- Reading text:
────────────────────────────────────────

Study characteristics
Methods This was a randomised, open‐label, multicentre study which lasted 16 weeks.
Participants This study recruited 93 patients with mycosis fungoides stage IB to IIA, who were randomised to receive bexarotene in combination with PUVA vs. PUVA alone. A histologically‐confirmed mycosis fungoides stage IB or IIA, confirmed by current or prior diagnostic lesion biopsy, was required to enrol in this study.
Demographics of the included participants
  • Sex:majority male, absolute numbers not reported, according to authors "evenly distributed"

  • Age: Mean age (range) not reported

  • Stages of disease: IB‐IIA (distribution not reported)

  • 1 of 45 participants (2%) was lost to follow‐up in the PUVA; intention to treat analysis carried out


Exclusion criteria of the trial
  • Any topical therapy within 4 weeks prior to the study

Interventions
  • Arm I: participants receive PUVA comprising oral methoxsalen given 2 hours before whole body ultraviolet A therapy. PUVA is given 3 times per week.

  • Arm II: participants receive oral bexarotene once daily and PUVA as in arm I. In both arms, treatment repeats for up to 16 weeks in the absence of complete clinical response, disease progression, or unacceptable toxicity.

Outcomes Primary outcomes of the trial
  • Overall response rate (complete clinical response (CCR) and partial response (PR))


Secondary outcomes of the trial
  • Cumulative dose of UVA required to achieve CCR

  • Number of PUVA sessions necessary to achieve a CCR

  • Duration of CCR as measured by Logrank every 4 weeks during treatment and then every 8 weeks until progression

  • Time‐to‐relapse

  • Safety as assessed by CTC v2.0 every 4 weeks during treatment, then every 8 weeks

  • Percentage of dropouts as measured by the percentage of cases not completing treatment due to toxicity at the completion of treatment

Notes This study was funded by educational grants from Ligand Pharmaceuticals Inc./Eisai Co., Ltd. and by a donation from Cancer Research
U.K. through the EORTC Charitable Trust.
The authors stated no conflicts of interest.
This study was conducted in tertiary care hospitals in 11 participating countries.

────────────────────────────────────────

- Data to examine:
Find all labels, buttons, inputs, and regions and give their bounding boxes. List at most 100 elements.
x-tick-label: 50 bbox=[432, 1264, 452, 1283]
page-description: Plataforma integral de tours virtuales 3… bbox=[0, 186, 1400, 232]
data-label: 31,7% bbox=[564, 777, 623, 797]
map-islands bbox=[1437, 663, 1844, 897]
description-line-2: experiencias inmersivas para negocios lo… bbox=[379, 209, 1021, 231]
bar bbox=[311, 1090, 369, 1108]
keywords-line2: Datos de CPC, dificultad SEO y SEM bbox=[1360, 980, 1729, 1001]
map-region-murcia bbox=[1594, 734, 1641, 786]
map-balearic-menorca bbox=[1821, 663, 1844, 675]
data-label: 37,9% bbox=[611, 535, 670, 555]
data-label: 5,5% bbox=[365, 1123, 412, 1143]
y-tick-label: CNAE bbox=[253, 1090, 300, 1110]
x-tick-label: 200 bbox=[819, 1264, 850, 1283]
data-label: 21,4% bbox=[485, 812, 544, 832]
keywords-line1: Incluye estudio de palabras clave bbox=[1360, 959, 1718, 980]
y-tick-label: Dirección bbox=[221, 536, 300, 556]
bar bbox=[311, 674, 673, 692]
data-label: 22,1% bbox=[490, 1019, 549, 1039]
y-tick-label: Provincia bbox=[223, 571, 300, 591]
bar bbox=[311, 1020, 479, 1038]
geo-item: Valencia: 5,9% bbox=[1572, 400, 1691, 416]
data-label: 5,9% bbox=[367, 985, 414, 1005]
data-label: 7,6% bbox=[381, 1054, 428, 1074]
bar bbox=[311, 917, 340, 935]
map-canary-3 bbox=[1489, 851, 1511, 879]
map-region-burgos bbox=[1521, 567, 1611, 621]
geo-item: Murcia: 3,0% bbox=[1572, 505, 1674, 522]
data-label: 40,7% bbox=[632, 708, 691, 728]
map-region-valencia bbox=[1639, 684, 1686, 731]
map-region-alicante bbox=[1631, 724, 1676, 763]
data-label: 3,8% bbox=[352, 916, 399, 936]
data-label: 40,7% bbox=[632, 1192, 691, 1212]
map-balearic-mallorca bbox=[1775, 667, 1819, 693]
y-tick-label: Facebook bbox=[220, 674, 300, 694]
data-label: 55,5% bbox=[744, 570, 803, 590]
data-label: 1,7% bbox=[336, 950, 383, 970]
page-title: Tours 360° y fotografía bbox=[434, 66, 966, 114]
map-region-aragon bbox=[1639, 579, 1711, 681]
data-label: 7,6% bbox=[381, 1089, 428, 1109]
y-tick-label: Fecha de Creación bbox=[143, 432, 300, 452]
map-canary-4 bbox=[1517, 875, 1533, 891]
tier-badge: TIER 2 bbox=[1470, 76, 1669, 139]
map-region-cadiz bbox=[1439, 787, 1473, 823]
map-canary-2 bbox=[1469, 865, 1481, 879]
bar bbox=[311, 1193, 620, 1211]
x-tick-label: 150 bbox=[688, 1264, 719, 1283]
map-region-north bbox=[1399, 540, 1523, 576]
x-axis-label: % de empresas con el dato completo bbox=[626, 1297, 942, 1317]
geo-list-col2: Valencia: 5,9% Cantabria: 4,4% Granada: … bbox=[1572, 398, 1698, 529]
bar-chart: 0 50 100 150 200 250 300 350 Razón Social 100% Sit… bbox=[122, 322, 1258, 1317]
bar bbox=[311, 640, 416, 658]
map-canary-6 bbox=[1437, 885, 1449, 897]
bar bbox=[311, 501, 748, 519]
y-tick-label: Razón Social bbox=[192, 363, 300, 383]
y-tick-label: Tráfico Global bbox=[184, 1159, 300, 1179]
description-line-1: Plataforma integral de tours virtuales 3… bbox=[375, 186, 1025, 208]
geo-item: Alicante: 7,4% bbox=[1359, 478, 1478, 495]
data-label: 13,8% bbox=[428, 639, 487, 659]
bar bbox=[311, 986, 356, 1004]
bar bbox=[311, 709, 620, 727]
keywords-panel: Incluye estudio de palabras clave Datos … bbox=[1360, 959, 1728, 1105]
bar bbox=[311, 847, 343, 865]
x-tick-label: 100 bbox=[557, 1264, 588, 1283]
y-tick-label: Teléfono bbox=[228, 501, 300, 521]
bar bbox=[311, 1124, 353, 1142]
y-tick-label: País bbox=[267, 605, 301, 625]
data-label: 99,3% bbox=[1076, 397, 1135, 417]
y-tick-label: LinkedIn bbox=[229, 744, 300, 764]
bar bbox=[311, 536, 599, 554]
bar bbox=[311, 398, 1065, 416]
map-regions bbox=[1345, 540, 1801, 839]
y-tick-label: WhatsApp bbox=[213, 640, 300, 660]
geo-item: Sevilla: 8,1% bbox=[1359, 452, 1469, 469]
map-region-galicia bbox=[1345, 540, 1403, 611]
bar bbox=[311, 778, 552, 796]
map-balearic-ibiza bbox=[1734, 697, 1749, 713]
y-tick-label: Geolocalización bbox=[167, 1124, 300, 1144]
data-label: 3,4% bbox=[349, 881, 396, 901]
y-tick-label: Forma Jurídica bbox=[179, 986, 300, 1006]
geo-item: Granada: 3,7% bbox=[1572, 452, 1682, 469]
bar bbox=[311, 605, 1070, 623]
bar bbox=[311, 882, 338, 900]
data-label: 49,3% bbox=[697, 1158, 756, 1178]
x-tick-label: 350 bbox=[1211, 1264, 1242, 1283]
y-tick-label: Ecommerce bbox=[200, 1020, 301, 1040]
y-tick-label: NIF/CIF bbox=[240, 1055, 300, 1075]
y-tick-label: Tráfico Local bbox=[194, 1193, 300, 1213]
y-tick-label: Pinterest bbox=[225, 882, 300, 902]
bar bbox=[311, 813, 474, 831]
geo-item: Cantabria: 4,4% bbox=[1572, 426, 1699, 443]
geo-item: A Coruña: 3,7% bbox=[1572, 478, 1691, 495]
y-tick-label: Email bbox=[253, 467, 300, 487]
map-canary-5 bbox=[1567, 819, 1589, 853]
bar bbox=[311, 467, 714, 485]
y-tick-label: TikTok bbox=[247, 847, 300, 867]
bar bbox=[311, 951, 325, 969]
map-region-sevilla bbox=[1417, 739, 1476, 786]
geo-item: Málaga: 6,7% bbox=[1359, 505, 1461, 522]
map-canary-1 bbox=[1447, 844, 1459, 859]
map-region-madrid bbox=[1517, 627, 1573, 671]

────────────────────────────────────────

- Problem description: Continue the study characteristics of the randomized trial comparing bexarotene plus PUVA with PUVA alone in mycosis fungoides, starting after its final sentence about tertiary care hospitals in 11 countries.

- Exercise answer:
Risk of bias
Bias Authors' judgement Support for judgement
Random sequence generation (selection bias) Low risk The authors used a minimisation method for randomising patients into treatment arms.
Allocation concealment (selection bias) Unclear risk The study did not provide information about this. We sought information but got no response. We judged this to be of unclear risk.
Blinding of participants and personnel (performance bias)
All outcomes High risk Study personnel were not blinded to study groups.
Blinding of outcome assessment (detection bias)
All outcomes Unclear risk This was unknown. We contacted the corresponding author for additional outcome data, but we received no reply within 4 weeks.
Incomplete outcome data (attrition bias)
All outcomes Low risk ITT analysis was carried out. 6 of 93 patients did not start treatment after randomisation. For 5 of those 6, reasons for not starting therapy were not stated. The other patient was ineligible because of prior treatment. Additionally 1 patient lost to follow‐up and 1 drop out for "other" reasons.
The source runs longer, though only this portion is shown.